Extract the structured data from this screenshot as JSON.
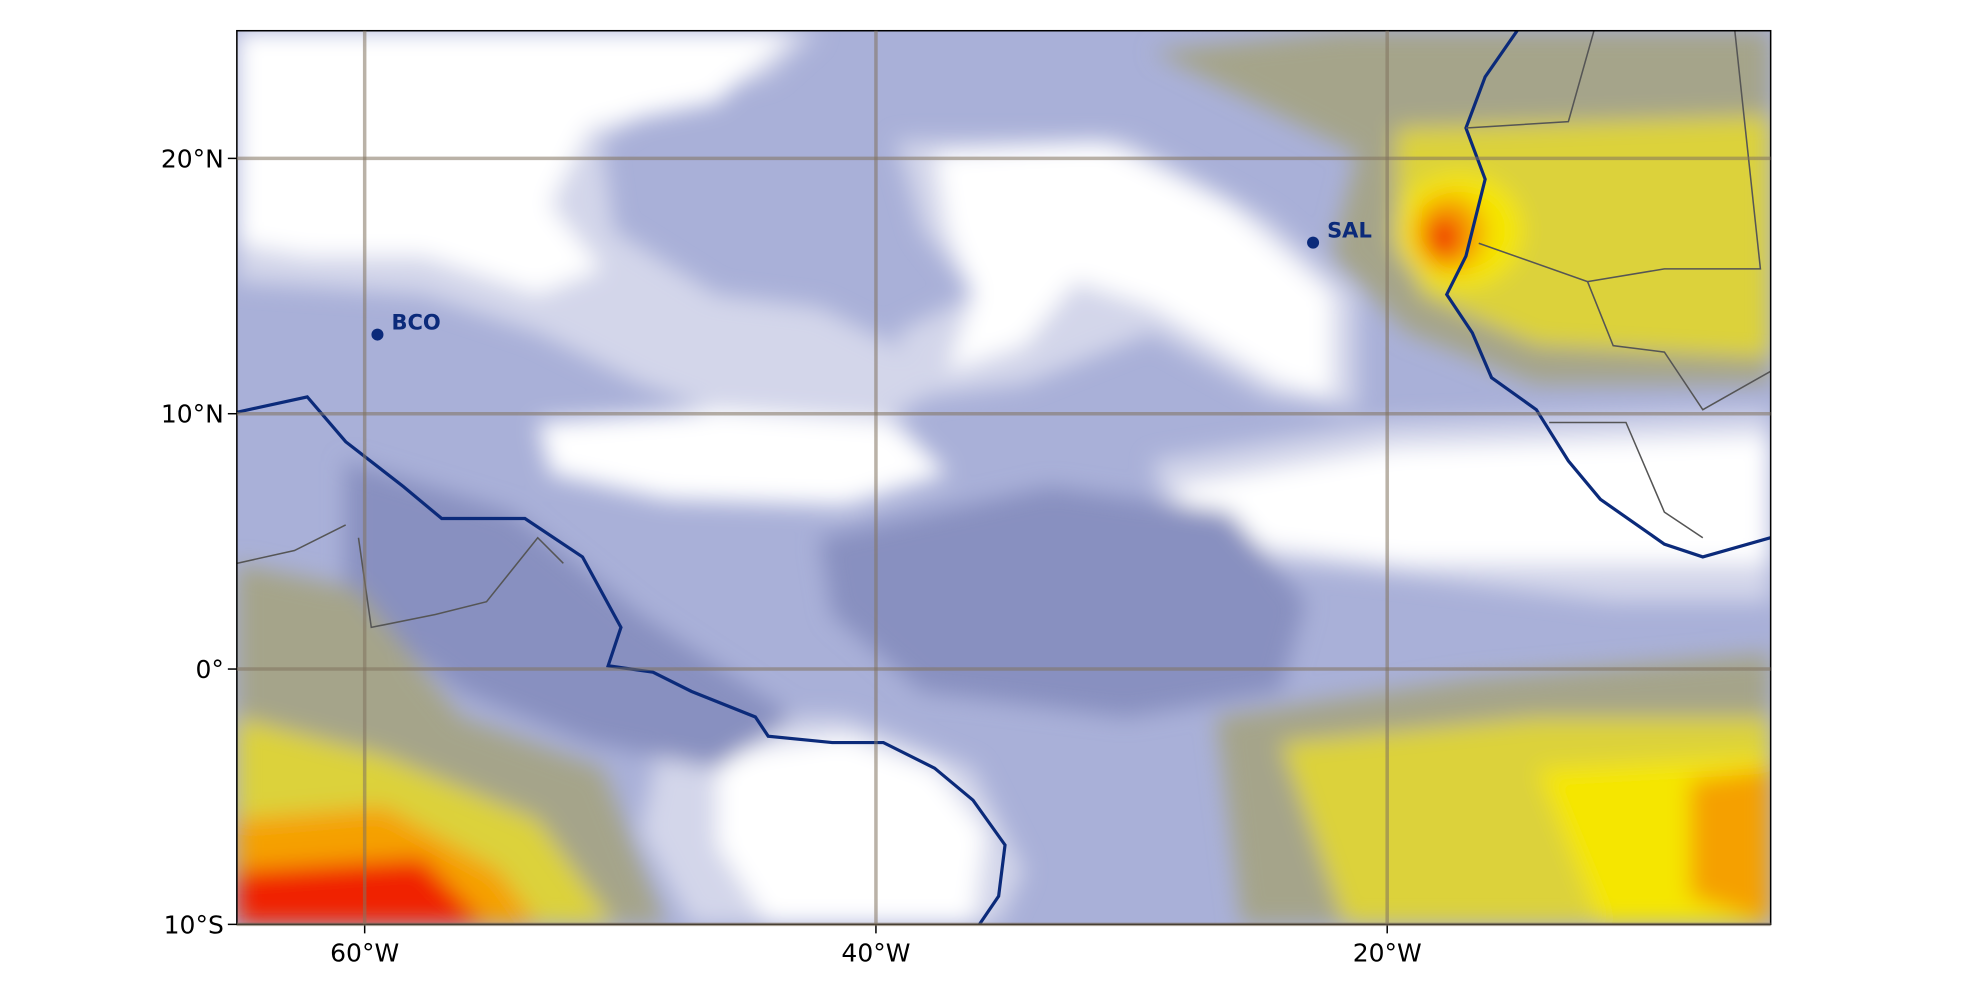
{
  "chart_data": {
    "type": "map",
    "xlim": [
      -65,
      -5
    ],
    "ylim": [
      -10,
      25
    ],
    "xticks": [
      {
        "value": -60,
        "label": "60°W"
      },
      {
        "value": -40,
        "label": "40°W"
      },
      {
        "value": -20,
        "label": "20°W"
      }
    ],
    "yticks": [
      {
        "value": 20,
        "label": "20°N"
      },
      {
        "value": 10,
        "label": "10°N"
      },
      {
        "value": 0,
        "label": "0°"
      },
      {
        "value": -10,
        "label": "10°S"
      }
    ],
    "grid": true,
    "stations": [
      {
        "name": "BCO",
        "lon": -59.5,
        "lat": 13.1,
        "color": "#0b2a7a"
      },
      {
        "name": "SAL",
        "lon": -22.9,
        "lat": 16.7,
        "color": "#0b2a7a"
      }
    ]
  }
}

Problem requirements: Give an exact reproduction of every line, leaving out any picture.

Answer to this exercise:
Extract the structured data from this screenshot as JSON.
{
  "chart_data": {
    "type": "map",
    "xlim": [
      -65,
      -5
    ],
    "ylim": [
      -10,
      25
    ],
    "xticks": [
      {
        "value": -60,
        "label": "60°W"
      },
      {
        "value": -40,
        "label": "40°W"
      },
      {
        "value": -20,
        "label": "20°W"
      }
    ],
    "yticks": [
      {
        "value": 20,
        "label": "20°N"
      },
      {
        "value": 10,
        "label": "10°N"
      },
      {
        "value": 0,
        "label": "0°"
      },
      {
        "value": -10,
        "label": "10°S"
      }
    ],
    "grid": true,
    "stations": [
      {
        "name": "BCO",
        "lon": -59.5,
        "lat": 13.1,
        "color": "#0b2a7a"
      },
      {
        "name": "SAL",
        "lon": -22.9,
        "lat": 16.7,
        "color": "#0b2a7a"
      }
    ]
  }
}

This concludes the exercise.